--- Start PAGE EXCERPT ---

The court notes that the record does lend support to Plaintiff's account: Savickas's partner, Torres, could not identify Plaintiff (Savickas Deposition at 43); Savickas failed to fill out any paperwork concerning the arrest, not even a contact card (id. at 47); Savickas admitted to running "off-the-books" informants (id. at 63); Moore and Savickas knew each other from the neighborhood (id. at 34), and Moore claims Savickas had searched him twenty to thirty times in the past. (Moore Deposition at 58-61.). In addition, it is undisputed that the description of the offender Savickas provided in his initial report did not match Moore in height or age. (Pl.'s 56.1(b) ¶¶ 1, 3; Def.'s Resp. ¶¶ 1, 3.) These facts, and the agreement between Savickas's and Moore's accounts up to the point of arrival at the police station, suggest that Moore's accusations were not pulled from thin air. Regardless, when the plausibility of a Plaintiff's account depends on the credibility of the Plaintiff, "it is not our place to decide who is telling the truth." Washington v. Haupert, 481 F.3d 543, 550 (7th Cir. 2007). Defendant's motion for summary judgment on the unreasonable seizure account is denied.

II. False Arrest

Plaintiff alleges false arrest on the same facts previously outlined. Defendants again argue that this claim should be dismissed because Savickas had probable cause to arrest Plaintiff. "Probable cause is an absolute bar to a claim of false arrest asserted under the Fourth Amendment and section 1983." Stokes v. Board of Educ. of the City of Chicago, 599 F.3d 617, 622 (7th Cir. 2010). The court's analysis of the unreasonable seizure claim concluded that there is a genuine dispute of material fact as to whether Savickas had probable cause to arrest Plaintiff. For the same reason, summary judgment on this claim is also denied.

III. Qualified Immunity

Defendants argue that Savickas should be shielded from liability based on qualified immunity. This argument requires only brief discussion. Qualified immunity shields a police officer from liability unless (1) the officer violated Plaintiff's constitutional rights, and (2) those rights were clearly established at the time of the time the officer acted. Moss v. Martin, 614 F.3d 707, 709 (7th Cir. 2010). Moore alleges that Savickas arrested him without probable cause for doing so, and then threatened him with a gun charge if he did not offer up information about drug or gun activity. While qualified immunity may attach when an officer arrests someone without probable cause, an officer is not shielded from liability for a wholly arbitrary arrest. "It is well-established that an arrest without probable cause violates the Fourth Amendment." Fox v. Hayes, 600 F.3d 819, 832 (7th Cir. 2010). The question of whether qualified immunity shields Savickas from liability must go to the jury.

IV. Intentional Infliction of Emotional Distress

Plaintiff also alleges that his arrest caused extreme emotional distress. To establish the intentional infliction of emotional distress under Illinois law, a Plaintiff must show that: "(1) the defendants' conduct was extreme and outrageous; (2) the defendants knew that there was a high probability that their conduct would cause severe emotional distress; and (3) the conduct in fact caused severe emotional distress." Swearnigen-El v. Cook County Sheriff's Dept., 602 F.3d 852, 864 (7th Cir. 2010). Illinois case law sets a high bar for such a claim. Thus "[a]lthough fright, horror, grief, shame, humiliation, worry, etc. may fall within the ambit of the term emotional distress, these mental conditions alone are not actionable. The law intervenes only where the distress inflicted is so severe that no reasonable man could be expected to endure it." Public Finance Corp. v. Davis, 66 Ill.2d 85, 90, 360 N.E.2d 765, 767 (1976) (citation and quotation omitted).

--- End PAGE EXCERPT ---

# PROBLEM SET
1. Echo the opinion excerpt between "II. False Arrest" and "is also denied.", inclusive.
2. In the opinion excerpt, why does the court deny summary judgment on the false arrest claim? Answer in one to three sentences.

--- Start DATA EXCERPT ---

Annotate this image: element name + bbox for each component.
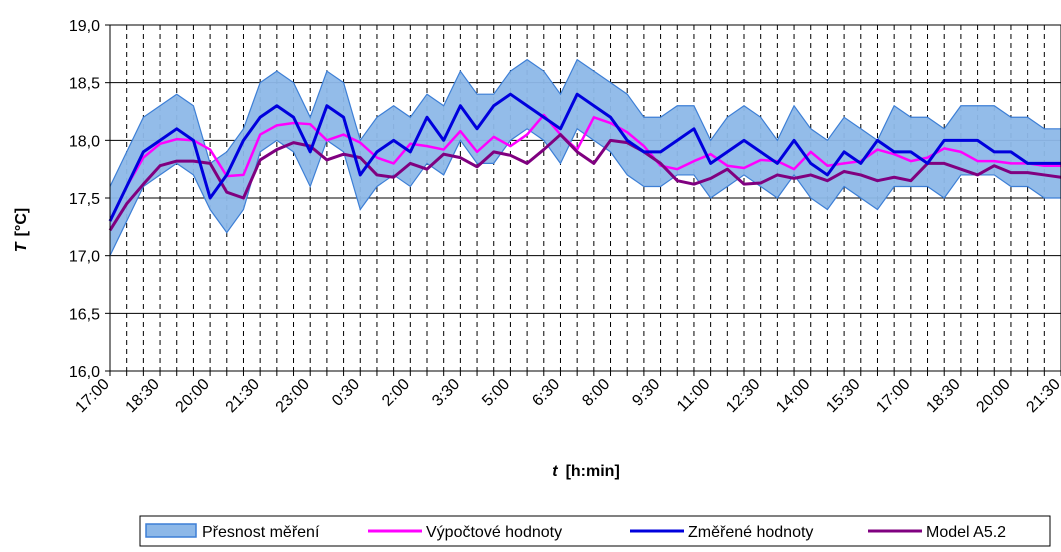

--- End DATA EXCERPT ---

# WRITTEN RESPONSES
1.
II. False Arrest

Plaintiff alleges false arrest on the same facts previously outlined. Defendants again argue that this claim should be dismissed because Savickas had probable cause to arrest Plaintiff. "Probable cause is an absolute bar to a claim of false arrest asserted under the Fourth Amendment and section 1983." Stokes v. Board of Educ. of the City of Chicago, 599 F.3d 617, 622 (7th Cir. 2010). The court's analysis of the unreasonable seizure claim concluded that there is a genuine dispute of material fact as to whether Savickas had probable cause to arrest Plaintiff. For the same reason, summary judgment on this claim is also denied.

2. Probable cause is an absolute bar to a Fourth Amendment and section 1983 false arrest claim, and the defendants argue that Savickas had probable cause. The court's analysis of the unreasonable seizure claim had already found a genuine dispute of material fact over whether Savickas had probable cause to arrest Plaintiff. For that same reason, it denies summary judgment on the false arrest claim.